• [Source text]
14ymedio, Mario J. Penton, Miami, 6 February 2017 – Two dozen health professionals who abandoned their Cuban medical missions abroad arrived this afternoon at the Miami International Airport from Colombia. This is the first group to arrive in the United States after the end of the Cuban Medical Professional Parole (CMPP).
“This is a triumph for the whole Cuban American community, our organization and the offices of the Cuban American congressmen who have worked so that these guys can get the right deal, and their petitions were satisfactorily answered,” said Julio Cesar Alfonso, president of the organization Solidarity Without Borders (SSF) which supports Cuban doctors.
Yerenia Cedeno, a 28-year old Cuban doctor, characterized the situation they experienced in Venezuela as “horrible.” She escaped five months after arriving at the mission, pushed by insecurity and the precarious conditions where they worked.
“You would find out that they took the phone from this one or robbed that one on the minibus. It’s horrible,” explains Cedeno.

• [Task directions] Extend the news report above about the Cuban doctors who arrived in Miami from Colombia, starting right after its last sentence.

• [Information provided]
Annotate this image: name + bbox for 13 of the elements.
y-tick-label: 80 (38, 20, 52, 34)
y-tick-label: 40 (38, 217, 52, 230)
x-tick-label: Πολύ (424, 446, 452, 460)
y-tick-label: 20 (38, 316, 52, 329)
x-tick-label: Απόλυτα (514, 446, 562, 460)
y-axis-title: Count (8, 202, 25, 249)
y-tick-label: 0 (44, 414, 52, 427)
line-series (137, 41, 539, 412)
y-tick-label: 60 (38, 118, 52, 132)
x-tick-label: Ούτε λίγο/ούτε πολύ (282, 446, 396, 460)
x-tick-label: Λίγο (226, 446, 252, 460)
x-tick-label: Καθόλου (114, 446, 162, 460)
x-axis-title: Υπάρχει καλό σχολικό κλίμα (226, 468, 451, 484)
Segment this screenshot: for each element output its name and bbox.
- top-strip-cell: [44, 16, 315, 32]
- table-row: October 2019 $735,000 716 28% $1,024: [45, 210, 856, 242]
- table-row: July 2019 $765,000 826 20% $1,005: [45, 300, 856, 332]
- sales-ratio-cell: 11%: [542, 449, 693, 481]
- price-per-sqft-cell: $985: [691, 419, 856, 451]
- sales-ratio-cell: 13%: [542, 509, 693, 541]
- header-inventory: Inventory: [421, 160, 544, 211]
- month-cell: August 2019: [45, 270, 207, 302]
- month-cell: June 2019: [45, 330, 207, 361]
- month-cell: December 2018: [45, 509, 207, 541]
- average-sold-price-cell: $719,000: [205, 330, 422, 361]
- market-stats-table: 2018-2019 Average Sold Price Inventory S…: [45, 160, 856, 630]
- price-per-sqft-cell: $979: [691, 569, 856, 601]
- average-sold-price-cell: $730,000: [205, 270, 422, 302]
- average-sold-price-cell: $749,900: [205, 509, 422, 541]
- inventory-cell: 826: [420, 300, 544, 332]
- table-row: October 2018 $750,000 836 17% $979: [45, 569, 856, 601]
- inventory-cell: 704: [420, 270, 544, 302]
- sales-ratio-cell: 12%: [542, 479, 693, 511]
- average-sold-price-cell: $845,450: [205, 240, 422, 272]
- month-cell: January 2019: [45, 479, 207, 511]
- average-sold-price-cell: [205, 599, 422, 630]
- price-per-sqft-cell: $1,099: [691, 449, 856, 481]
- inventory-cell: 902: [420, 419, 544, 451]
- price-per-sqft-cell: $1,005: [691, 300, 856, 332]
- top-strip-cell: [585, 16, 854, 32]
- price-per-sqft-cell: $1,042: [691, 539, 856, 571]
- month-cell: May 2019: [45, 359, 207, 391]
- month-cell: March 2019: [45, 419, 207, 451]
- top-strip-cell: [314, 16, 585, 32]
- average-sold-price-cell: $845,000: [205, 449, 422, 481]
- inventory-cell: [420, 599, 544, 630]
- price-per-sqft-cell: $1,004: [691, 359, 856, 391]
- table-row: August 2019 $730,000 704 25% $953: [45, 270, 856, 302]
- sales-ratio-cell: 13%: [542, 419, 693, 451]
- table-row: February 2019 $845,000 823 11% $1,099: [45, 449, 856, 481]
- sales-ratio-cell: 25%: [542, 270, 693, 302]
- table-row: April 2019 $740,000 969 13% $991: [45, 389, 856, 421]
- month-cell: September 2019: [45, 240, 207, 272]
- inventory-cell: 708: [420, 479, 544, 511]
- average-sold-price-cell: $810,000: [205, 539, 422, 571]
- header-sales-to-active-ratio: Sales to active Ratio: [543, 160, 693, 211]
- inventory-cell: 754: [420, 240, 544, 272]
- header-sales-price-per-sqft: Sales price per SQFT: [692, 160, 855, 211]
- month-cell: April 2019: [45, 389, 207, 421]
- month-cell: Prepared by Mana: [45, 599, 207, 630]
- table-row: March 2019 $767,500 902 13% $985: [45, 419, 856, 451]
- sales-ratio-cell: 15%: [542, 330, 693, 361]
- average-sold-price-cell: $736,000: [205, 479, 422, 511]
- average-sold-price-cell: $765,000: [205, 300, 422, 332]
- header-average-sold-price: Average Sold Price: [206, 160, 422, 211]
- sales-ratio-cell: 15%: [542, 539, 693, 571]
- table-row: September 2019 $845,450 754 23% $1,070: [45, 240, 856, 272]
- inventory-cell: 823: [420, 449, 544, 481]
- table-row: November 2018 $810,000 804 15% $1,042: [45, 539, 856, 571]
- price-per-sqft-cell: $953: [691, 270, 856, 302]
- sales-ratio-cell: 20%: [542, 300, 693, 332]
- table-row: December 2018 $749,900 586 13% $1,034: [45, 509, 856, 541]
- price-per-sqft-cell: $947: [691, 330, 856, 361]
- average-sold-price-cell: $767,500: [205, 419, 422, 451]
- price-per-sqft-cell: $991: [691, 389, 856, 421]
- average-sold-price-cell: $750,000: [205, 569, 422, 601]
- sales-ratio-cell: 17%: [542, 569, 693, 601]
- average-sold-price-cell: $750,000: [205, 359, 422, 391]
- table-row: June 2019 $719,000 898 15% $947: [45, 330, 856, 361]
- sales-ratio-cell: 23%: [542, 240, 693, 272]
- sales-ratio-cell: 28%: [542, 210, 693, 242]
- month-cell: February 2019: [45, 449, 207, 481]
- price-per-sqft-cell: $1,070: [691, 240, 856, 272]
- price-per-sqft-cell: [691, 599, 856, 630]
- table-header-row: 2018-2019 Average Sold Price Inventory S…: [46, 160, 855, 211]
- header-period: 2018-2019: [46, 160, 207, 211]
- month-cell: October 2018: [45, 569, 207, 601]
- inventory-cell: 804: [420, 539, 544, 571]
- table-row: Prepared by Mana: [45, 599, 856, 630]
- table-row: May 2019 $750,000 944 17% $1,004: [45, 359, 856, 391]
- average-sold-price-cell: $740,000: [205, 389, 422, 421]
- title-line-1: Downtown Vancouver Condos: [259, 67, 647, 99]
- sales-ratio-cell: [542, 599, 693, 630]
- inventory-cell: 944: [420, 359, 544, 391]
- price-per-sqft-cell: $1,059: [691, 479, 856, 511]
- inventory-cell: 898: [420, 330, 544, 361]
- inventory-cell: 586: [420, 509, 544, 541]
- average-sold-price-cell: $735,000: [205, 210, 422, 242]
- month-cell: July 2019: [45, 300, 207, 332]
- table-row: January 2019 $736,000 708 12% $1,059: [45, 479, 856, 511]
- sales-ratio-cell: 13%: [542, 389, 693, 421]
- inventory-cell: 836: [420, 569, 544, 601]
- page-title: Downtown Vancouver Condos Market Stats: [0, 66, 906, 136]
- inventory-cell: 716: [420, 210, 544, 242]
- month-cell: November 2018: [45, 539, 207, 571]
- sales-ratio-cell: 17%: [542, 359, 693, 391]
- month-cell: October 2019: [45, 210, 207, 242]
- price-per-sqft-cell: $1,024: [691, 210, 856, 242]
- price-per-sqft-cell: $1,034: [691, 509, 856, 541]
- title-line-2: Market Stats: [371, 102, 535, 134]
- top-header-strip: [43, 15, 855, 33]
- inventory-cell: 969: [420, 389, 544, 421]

• [Your response]
The doctor adds that she could not go back to Cuba because there she “would be marginalized and looked at badly.”
“They put you in another place, not in your job because they look down on you because you don’t agree with what you experienced and for what you were badly prepared,” she adds.
The doctor felt exploited in Venezuela, where she shared her work with her husband, also a doctor, who accompanied her on her trip to the United States but did not want to make a statement to the press.
Their plan is to take their little three-year old daughter who lives in Guantanamo out of Cuba and resume their studies in the United States.
“I want to work as a doctor or something similar. This is the start of a new life,” she says.
This past January 12, the then-president of the United States, Barack Obama, eliminated the CMPP, a program established under the administration of Republican George Bush that in a decade allowed the flight of more than 8,000 Cuban health professionals.
According to the non-profit organization Solidarity Without Borders, which helps integrate these doctors into the US health system, it helps those fleeing from the biggest human trafficking system in the modern history of the western hemisphere.
Arisdelqui Mora, a young Cuban who escaped the Island four years ago on a raft, waited for her half-sister Arianna Reyes, a Cuban doctor who escaped from the mission in Venezuela. The happiness of the reunion, which included the grandmother of both, received wide media coverage.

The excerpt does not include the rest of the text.